_EXERCISE DIRECTIONS_
Below you will find a set of lines. Repeat them all exactly.

_EXTRACTED RECORDS_
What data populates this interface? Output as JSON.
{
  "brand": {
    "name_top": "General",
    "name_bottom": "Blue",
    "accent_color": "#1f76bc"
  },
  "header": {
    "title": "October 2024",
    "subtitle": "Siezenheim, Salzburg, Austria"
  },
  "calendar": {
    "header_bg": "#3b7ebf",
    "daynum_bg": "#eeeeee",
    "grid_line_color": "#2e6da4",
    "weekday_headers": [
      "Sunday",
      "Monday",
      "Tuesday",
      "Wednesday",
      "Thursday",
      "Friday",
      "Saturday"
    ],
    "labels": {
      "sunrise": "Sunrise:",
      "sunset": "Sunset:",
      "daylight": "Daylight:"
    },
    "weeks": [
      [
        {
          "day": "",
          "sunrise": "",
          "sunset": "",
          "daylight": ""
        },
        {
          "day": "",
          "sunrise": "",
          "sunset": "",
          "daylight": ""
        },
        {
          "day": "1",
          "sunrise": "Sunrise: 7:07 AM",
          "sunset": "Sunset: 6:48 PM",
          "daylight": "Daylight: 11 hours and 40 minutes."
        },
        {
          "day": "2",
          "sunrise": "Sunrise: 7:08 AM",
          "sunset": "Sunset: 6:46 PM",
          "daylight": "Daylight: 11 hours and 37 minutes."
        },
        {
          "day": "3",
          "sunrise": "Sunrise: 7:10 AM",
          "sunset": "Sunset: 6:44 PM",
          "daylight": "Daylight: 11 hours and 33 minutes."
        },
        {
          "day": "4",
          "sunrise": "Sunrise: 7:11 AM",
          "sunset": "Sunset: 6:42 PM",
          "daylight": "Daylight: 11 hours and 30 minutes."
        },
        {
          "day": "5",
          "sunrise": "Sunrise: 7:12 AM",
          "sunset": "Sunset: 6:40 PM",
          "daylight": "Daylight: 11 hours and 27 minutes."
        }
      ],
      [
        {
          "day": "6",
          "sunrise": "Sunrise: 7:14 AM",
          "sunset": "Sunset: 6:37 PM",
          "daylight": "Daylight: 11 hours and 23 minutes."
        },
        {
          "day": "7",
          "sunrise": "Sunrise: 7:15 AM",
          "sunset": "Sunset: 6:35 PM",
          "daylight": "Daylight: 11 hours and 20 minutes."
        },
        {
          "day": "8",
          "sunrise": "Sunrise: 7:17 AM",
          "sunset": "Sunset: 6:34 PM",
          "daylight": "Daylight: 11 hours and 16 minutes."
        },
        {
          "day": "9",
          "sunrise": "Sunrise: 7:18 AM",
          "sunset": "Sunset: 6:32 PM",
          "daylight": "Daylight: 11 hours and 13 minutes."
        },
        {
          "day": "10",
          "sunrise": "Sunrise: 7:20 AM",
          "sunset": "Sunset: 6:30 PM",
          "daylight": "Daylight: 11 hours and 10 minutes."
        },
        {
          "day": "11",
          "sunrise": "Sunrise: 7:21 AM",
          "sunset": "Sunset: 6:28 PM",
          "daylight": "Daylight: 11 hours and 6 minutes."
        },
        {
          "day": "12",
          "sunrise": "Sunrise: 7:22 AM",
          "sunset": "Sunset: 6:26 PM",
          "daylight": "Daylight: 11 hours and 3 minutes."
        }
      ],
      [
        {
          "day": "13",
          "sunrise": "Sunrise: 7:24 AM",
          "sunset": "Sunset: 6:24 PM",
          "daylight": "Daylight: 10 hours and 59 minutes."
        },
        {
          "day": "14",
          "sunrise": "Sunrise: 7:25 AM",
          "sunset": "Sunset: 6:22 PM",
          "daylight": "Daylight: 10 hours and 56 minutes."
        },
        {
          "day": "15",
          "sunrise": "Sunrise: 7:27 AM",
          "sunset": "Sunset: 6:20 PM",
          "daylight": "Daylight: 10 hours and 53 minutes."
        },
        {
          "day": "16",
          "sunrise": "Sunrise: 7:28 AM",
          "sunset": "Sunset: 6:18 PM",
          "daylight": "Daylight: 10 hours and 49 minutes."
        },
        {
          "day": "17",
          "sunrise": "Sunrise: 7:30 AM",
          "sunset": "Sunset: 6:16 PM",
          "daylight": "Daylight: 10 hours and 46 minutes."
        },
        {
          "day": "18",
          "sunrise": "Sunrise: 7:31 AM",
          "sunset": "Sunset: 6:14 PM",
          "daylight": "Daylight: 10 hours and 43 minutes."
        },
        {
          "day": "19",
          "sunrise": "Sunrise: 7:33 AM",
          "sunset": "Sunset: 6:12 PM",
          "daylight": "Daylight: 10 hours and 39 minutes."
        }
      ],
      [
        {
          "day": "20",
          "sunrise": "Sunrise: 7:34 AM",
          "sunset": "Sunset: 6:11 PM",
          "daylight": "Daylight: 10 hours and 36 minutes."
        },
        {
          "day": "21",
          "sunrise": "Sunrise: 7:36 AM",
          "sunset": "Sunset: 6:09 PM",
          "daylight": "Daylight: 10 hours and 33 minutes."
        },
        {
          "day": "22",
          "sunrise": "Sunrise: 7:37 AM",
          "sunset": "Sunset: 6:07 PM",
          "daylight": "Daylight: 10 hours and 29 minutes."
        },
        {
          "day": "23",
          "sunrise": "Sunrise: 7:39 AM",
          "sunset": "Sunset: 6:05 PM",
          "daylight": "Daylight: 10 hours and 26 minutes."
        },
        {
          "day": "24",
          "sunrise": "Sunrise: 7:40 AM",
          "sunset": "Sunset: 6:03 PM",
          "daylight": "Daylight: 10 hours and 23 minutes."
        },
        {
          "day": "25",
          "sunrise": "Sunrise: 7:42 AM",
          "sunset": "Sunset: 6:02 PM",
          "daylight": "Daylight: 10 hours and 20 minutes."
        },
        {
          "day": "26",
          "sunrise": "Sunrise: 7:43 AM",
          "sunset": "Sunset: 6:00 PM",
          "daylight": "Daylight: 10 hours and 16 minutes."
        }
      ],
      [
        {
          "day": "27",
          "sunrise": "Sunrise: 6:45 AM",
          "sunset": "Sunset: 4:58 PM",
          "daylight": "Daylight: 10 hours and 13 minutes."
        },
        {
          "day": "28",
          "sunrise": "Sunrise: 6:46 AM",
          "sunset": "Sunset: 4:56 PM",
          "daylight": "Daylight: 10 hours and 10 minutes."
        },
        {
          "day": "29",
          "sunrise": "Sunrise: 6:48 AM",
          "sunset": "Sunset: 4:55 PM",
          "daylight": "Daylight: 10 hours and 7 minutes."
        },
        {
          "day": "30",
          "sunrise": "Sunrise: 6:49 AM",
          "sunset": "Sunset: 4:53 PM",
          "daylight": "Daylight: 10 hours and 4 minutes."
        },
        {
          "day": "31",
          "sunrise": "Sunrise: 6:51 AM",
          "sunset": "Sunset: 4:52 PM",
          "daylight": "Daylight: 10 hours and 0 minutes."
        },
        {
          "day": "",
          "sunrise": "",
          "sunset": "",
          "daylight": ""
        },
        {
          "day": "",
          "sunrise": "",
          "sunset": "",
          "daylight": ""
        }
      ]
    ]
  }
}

_TASK RESPONSE_
What data populates this interface? Output as JSON.
{
  "brand": {
    "name_top": "General",
    "name_bottom": "Blue",
    "accent_color": "#1f76bc"
  },
  "header": {
    "title": "October 2024",
    "subtitle": "Siezenheim, Salzburg, Austria"
  },
  "calendar": {
    "header_bg": "#3b7ebf",
    "daynum_bg": "#eeeeee",
    "grid_line_color": "#2e6da4",
    "weekday_headers": [
      "Sunday",
      "Monday",
      "Tuesday",
      "Wednesday",
      "Thursday",
      "Friday",
      "Saturday"
    ],
    "labels": {
      "sunrise": "Sunrise:",
      "sunset": "Sunset:",
      "daylight": "Daylight:"
    },
    "weeks": [
      [
        {
          "day": "",
          "sunrise": "",
          "sunset": "",
          "daylight": ""
        },
        {
          "day": "",
          "sunrise": "",
          "sunset": "",
          "daylight": ""
        },
        {
          "day": "1",
          "sunrise": "Sunrise: 7:07 AM",
          "sunset": "Sunset: 6:48 PM",
          "daylight": "Daylight: 11 hours and 40 minutes."
        },
        {
          "day": "2",
          "sunrise": "Sunrise: 7:08 AM",
          "sunset": "Sunset: 6:46 PM",
          "daylight": "Daylight: 11 hours and 37 minutes."
        },
        {
          "day": "3",
          "sunrise": "Sunrise: 7:10 AM",
          "sunset": "Sunset: 6:44 PM",
          "daylight": "Daylight: 11 hours and 33 minutes."
        },
        {
          "day": "4",
          "sunrise": "Sunrise: 7:11 AM",
          "sunset": "Sunset: 6:42 PM",
          "daylight": "Daylight: 11 hours and 30 minutes."
        },
        {
          "day": "5",
          "sunrise": "Sunrise: 7:12 AM",
          "sunset": "Sunset: 6:40 PM",
          "daylight": "Daylight: 11 hours and 27 minutes."
        }
      ],
      [
        {
          "day": "6",
          "sunrise": "Sunrise: 7:14 AM",
          "sunset": "Sunset: 6:37 PM",
          "daylight": "Daylight: 11 hours and 23 minutes."
        },
        {
          "day": "7",
          "sunrise": "Sunrise: 7:15 AM",
          "sunset": "Sunset: 6:35 PM",
          "daylight": "Daylight: 11 hours and 20 minutes."
        },
        {
          "day": "8",
          "sunrise": "Sunrise: 7:17 AM",
          "sunset": "Sunset: 6:34 PM",
          "daylight": "Daylight: 11 hours and 16 minutes."
        },
        {
          "day": "9",
          "sunrise": "Sunrise: 7:18 AM",
          "sunset": "Sunset: 6:32 PM",
          "daylight": "Daylight: 11 hours and 13 minutes."
        },
        {
          "day": "10",
          "sunrise": "Sunrise: 7:20 AM",
          "sunset": "Sunset: 6:30 PM",
          "daylight": "Daylight: 11 hours and 10 minutes."
        },
        {
          "day": "11",
          "sunrise": "Sunrise: 7:21 AM",
          "sunset": "Sunset: 6:28 PM",
          "daylight": "Daylight: 11 hours and 6 minutes."
        },
        {
          "day": "12",
          "sunrise": "Sunrise: 7:22 AM",
          "sunset": "Sunset: 6:26 PM",
          "daylight": "Daylight: 11 hours and 3 minutes."
        }
      ],
      [
        {
          "day": "13",
          "sunrise": "Sunrise: 7:24 AM",
          "sunset": "Sunset: 6:24 PM",
          "daylight": "Daylight: 10 hours and 59 minutes."
        },
        {
          "day": "14",
          "sunrise": "Sunrise: 7:25 AM",
          "sunset": "Sunset: 6:22 PM",
          "daylight": "Daylight: 10 hours and 56 minutes."
        },
        {
          "day": "15",
          "sunrise": "Sunrise: 7:27 AM",
          "sunset": "Sunset: 6:20 PM",
          "daylight": "Daylight: 10 hours and 53 minutes."
        },
        {
          "day": "16",
          "sunrise": "Sunrise: 7:28 AM",
          "sunset": "Sunset: 6:18 PM",
          "daylight": "Daylight: 10 hours and 49 minutes."
        },
        {
          "day": "17",
          "sunrise": "Sunrise: 7:30 AM",
          "sunset": "Sunset: 6:16 PM",
          "daylight": "Daylight: 10 hours and 46 minutes."
        },
        {
          "day": "18",
          "sunrise": "Sunrise: 7:31 AM",
          "sunset": "Sunset: 6:14 PM",
          "daylight": "Daylight: 10 hours and 43 minutes."
        },
        {
          "day": "19",
          "sunrise": "Sunrise: 7:33 AM",
          "sunset": "Sunset: 6:12 PM",
          "daylight": "Daylight: 10 hours and 39 minutes."
        }
      ],
      [
        {
          "day": "20",
          "sunrise": "Sunrise: 7:34 AM",
          "sunset": "Sunset: 6:11 PM",
          "daylight": "Daylight: 10 hours and 36 minutes."
        },
        {
          "day": "21",
          "sunrise": "Sunrise: 7:36 AM",
          "sunset": "Sunset: 6:09 PM",
          "daylight": "Daylight: 10 hours and 33 minutes."
        },
        {
          "day": "22",
          "sunrise": "Sunrise: 7:37 AM",
          "sunset": "Sunset: 6:07 PM",
          "daylight": "Daylight: 10 hours and 29 minutes."
        },
        {
          "day": "23",
          "sunrise": "Sunrise: 7:39 AM",
          "sunset": "Sunset: 6:05 PM",
          "daylight": "Daylight: 10 hours and 26 minutes."
        },
        {
          "day": "24",
          "sunrise": "Sunrise: 7:40 AM",
          "sunset": "Sunset: 6:03 PM",
          "daylight": "Daylight: 10 hours and 23 minutes."
        },
        {
          "day": "25",
          "sunrise": "Sunrise: 7:42 AM",
          "sunset": "Sunset: 6:02 PM",
          "daylight": "Daylight: 10 hours and 20 minutes."
        },
        {
          "day": "26",
          "sunrise": "Sunrise: 7:43 AM",
          "sunset": "Sunset: 6:00 PM",
          "daylight": "Daylight: 10 hours and 16 minutes."
        }
      ],
      [
        {
          "day": "27",
          "sunrise": "Sunrise: 6:45 AM",
          "sunset": "Sunset: 4:58 PM",
          "daylight": "Daylight: 10 hours and 13 minutes."
        },
        {
          "day": "28",
          "sunrise": "Sunrise: 6:46 AM",
          "sunset": "Sunset: 4:56 PM",
          "daylight": "Daylight: 10 hours and 10 minutes."
        },
        {
          "day": "29",
          "sunrise": "Sunrise: 6:48 AM",
          "sunset": "Sunset: 4:55 PM",
          "daylight": "Daylight: 10 hours and 7 minutes."
        },
        {
          "day": "30",
          "sunrise": "Sunrise: 6:49 AM",
          "sunset": "Sunset: 4:53 PM",
          "daylight": "Daylight: 10 hours and 4 minutes."
        },
        {
          "day": "31",
          "sunrise": "Sunrise: 6:51 AM",
          "sunset": "Sunset: 4:52 PM",
          "daylight": "Daylight: 10 hours and 0 minutes."
        },
        {
          "day": "",
          "sunrise": "",
          "sunset": "",
          "daylight": ""
        },
        {
          "day": "",
          "sunrise": "",
          "sunset": "",
          "daylight": ""
        }
      ]
    ]
  }
}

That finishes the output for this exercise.